Objective:
Reproduce exactly the final portion of the data: every line from the one containing "What's the underlying" through the last line, inclusive.

Information provided:
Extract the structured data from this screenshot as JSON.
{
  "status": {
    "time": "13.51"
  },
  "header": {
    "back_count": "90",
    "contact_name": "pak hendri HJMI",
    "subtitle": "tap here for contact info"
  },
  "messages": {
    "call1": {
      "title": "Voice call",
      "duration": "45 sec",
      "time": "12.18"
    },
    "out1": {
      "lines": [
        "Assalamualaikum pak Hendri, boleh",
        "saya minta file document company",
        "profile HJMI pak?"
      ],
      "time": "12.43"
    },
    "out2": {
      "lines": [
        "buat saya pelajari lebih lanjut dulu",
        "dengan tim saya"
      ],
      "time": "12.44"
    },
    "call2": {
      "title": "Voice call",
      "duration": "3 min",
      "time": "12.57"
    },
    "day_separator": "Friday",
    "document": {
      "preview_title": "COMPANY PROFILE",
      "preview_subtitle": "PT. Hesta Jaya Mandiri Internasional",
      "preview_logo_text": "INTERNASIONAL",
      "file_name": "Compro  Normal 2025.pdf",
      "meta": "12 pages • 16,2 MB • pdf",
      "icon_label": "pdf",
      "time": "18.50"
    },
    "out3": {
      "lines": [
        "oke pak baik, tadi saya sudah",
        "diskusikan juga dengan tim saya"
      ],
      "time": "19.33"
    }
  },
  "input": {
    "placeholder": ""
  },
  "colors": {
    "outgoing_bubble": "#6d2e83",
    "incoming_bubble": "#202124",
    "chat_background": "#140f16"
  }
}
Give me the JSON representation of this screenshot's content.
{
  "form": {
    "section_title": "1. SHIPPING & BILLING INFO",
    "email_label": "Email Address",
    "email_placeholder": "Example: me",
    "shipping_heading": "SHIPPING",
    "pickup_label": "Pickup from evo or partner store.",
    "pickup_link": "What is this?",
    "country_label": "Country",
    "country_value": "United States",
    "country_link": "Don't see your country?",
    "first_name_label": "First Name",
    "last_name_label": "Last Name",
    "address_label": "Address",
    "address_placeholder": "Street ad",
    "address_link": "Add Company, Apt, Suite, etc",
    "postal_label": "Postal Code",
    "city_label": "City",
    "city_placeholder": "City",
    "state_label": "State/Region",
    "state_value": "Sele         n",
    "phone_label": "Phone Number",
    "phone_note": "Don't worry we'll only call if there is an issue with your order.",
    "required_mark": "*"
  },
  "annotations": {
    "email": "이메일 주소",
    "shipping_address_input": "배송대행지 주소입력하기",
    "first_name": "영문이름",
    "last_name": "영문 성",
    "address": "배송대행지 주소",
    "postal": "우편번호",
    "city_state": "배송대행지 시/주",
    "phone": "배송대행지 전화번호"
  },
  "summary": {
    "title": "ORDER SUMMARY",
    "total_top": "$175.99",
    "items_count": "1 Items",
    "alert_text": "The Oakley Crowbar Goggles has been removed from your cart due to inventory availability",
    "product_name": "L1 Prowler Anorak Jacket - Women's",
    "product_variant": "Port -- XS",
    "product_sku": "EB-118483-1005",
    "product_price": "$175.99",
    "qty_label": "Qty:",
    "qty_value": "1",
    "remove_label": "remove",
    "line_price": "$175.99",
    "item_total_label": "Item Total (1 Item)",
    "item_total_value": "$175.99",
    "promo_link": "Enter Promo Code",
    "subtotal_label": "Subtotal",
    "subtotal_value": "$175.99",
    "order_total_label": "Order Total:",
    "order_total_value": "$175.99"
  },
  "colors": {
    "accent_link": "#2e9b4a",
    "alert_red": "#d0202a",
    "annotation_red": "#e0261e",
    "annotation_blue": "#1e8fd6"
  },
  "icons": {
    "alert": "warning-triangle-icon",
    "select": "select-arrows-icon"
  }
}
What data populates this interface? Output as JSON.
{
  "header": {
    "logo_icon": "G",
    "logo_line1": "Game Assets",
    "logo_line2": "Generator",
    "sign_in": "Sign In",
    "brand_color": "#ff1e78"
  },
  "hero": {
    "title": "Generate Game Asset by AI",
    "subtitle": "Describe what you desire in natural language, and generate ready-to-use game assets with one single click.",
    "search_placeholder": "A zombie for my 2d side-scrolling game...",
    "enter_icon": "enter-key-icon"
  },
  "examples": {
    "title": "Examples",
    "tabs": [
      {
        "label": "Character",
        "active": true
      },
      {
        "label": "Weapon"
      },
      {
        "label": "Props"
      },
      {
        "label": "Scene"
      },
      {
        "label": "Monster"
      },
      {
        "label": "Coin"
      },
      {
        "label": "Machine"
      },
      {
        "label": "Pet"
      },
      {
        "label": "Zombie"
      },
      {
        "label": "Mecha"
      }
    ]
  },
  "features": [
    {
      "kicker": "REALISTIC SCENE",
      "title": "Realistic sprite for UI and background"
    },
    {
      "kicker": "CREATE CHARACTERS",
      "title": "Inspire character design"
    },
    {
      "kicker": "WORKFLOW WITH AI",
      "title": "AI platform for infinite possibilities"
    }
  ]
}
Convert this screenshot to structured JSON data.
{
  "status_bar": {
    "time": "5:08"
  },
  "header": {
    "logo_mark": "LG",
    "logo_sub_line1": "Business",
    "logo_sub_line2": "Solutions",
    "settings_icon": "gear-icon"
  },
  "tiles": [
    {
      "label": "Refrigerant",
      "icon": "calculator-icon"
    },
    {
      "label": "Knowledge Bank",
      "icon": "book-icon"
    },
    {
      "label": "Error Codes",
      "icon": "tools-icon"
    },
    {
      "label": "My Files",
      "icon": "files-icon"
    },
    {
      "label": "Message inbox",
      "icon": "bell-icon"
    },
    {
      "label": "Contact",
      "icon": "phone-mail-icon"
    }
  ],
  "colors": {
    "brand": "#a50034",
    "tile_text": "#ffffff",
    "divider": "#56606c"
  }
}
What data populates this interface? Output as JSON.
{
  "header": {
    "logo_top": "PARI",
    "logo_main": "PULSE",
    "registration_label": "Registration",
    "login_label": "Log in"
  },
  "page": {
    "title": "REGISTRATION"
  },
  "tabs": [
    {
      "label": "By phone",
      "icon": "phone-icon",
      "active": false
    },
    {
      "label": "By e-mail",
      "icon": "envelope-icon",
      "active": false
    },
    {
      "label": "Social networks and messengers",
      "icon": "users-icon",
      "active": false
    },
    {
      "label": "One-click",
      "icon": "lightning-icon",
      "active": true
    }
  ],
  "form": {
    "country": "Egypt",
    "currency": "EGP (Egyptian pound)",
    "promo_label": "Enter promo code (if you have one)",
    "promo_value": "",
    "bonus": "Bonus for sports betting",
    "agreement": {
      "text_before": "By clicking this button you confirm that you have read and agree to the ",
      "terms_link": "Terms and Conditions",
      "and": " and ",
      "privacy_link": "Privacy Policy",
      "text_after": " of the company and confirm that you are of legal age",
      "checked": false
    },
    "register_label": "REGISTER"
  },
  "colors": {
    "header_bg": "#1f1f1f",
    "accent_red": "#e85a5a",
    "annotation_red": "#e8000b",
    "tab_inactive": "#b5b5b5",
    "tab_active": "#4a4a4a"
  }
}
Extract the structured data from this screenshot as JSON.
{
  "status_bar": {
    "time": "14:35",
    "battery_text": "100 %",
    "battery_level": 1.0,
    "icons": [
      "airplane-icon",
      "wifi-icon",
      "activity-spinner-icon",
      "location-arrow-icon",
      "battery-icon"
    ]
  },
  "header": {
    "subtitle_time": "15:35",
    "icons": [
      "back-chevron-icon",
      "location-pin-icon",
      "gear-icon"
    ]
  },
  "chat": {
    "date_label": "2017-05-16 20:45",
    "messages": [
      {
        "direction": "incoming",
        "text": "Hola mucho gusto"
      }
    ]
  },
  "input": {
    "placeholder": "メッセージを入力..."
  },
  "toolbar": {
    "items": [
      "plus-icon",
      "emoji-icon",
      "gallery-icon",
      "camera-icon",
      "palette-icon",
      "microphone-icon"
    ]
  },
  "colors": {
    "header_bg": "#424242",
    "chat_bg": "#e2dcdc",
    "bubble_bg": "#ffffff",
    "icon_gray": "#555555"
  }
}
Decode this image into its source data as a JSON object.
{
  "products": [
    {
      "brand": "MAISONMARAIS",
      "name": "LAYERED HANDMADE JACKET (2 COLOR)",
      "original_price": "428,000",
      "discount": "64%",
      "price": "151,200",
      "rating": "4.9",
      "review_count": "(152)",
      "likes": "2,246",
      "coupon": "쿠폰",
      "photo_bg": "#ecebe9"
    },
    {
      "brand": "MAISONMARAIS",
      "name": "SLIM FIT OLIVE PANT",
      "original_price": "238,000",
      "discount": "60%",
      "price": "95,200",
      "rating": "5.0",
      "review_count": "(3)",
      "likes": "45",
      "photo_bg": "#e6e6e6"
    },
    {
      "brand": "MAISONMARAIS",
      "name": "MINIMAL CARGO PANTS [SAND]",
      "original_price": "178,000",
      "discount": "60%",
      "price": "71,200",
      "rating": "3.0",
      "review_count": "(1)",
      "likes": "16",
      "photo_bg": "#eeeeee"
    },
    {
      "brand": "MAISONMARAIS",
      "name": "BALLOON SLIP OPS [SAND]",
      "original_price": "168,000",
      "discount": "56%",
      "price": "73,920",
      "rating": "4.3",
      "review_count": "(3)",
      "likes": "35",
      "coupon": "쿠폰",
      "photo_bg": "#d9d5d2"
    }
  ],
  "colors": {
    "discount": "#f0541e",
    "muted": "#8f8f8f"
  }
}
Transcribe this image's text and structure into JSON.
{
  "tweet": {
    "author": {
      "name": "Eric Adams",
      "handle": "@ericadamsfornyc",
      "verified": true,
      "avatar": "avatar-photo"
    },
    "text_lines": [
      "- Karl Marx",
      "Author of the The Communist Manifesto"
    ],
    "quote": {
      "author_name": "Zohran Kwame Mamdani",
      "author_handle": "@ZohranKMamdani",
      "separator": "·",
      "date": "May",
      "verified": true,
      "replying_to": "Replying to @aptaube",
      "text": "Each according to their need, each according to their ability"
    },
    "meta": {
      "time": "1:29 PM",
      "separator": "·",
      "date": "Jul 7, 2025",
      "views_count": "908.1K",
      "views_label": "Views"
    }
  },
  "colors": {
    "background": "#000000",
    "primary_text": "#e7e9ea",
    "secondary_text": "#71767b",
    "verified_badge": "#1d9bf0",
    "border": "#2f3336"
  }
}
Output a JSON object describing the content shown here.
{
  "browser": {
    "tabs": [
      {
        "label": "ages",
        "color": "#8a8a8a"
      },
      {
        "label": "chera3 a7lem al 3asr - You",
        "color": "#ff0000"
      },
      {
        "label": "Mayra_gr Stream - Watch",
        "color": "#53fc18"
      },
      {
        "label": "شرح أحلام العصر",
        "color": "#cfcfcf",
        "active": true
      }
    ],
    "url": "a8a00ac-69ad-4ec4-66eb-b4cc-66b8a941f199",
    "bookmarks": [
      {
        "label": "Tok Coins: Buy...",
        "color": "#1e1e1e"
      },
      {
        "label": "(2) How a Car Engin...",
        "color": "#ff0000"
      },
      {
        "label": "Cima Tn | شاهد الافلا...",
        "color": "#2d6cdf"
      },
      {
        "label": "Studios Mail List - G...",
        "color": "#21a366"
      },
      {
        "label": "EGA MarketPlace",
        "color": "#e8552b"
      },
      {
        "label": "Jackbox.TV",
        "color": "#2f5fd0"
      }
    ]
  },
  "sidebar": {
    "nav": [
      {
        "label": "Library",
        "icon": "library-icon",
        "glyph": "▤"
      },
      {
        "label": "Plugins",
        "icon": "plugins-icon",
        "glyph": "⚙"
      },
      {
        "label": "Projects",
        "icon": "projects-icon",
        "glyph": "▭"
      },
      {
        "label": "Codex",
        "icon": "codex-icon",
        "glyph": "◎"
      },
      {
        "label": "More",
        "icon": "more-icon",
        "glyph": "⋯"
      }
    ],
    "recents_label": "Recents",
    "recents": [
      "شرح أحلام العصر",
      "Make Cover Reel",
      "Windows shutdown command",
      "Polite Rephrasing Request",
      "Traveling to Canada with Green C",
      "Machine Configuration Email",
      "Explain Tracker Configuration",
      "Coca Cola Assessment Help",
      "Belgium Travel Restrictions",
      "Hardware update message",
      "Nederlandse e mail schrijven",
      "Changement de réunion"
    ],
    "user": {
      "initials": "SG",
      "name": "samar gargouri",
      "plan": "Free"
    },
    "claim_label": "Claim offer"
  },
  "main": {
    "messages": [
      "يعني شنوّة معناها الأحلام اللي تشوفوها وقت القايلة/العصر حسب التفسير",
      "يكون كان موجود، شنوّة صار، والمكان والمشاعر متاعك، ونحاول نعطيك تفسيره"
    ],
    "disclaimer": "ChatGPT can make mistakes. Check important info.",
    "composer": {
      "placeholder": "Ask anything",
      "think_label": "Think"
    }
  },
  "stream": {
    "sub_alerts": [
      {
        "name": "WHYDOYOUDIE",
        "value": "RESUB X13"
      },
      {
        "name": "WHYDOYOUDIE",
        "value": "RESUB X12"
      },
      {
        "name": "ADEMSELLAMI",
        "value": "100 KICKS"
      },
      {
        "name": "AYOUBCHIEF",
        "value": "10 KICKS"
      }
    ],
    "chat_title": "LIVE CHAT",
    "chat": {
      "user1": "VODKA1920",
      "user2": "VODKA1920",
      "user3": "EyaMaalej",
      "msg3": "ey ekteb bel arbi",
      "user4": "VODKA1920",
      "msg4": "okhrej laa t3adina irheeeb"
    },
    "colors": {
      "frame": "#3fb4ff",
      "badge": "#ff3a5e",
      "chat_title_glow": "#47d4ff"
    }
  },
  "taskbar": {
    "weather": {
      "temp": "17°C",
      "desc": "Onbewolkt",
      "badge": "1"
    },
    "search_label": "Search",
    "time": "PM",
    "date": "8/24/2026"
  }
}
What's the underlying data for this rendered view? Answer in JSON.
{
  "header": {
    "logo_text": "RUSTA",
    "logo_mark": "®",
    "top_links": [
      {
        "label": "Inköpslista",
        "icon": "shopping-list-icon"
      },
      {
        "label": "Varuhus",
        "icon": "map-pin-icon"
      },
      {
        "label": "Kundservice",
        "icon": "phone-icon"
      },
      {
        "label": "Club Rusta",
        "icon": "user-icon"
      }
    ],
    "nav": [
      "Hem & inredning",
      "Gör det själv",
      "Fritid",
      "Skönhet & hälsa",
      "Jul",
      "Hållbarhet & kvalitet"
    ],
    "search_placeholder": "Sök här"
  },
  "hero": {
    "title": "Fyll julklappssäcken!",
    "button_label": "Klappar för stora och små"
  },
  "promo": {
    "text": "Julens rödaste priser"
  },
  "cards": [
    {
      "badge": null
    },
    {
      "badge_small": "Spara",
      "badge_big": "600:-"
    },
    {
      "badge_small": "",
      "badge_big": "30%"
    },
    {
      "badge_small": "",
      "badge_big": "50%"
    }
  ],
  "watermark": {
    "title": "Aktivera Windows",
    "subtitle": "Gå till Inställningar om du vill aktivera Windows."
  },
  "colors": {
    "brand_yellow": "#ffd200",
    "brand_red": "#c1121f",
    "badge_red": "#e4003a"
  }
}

Written answer:
What's the underlying data for this rendered view? Answer in JSON.
{
  "header": {
    "logo_text": "RUSTA",
    "logo_mark": "®",
    "top_links": [
      {
        "label": "Inköpslista",
        "icon": "shopping-list-icon"
      },
      {
        "label": "Varuhus",
        "icon": "map-pin-icon"
      },
      {
        "label": "Kundservice",
        "icon": "phone-icon"
      },
      {
        "label": "Club Rusta",
        "icon": "user-icon"
      }
    ],
    "nav": [
      "Hem & inredning",
      "Gör det själv",
      "Fritid",
      "Skönhet & hälsa",
      "Jul",
      "Hållbarhet & kvalitet"
    ],
    "search_placeholder": "Sök här"
  },
  "hero": {
    "title": "Fyll julklappssäcken!",
    "button_label": "Klappar för stora och små"
  },
  "promo": {
    "text": "Julens rödaste priser"
  },
  "cards": [
    {
      "badge": null
    },
    {
      "badge_small": "Spara",
      "badge_big": "600:-"
    },
    {
      "badge_small": "",
      "badge_big": "30%"
    },
    {
      "badge_small": "",
      "badge_big": "50%"
    }
  ],
  "watermark": {
    "title": "Aktivera Windows",
    "subtitle": "Gå till Inställningar om du vill aktivera Windows."
  },
  "colors": {
    "brand_yellow": "#ffd200",
    "brand_red": "#c1121f",
    "badge_red": "#e4003a"
  }
}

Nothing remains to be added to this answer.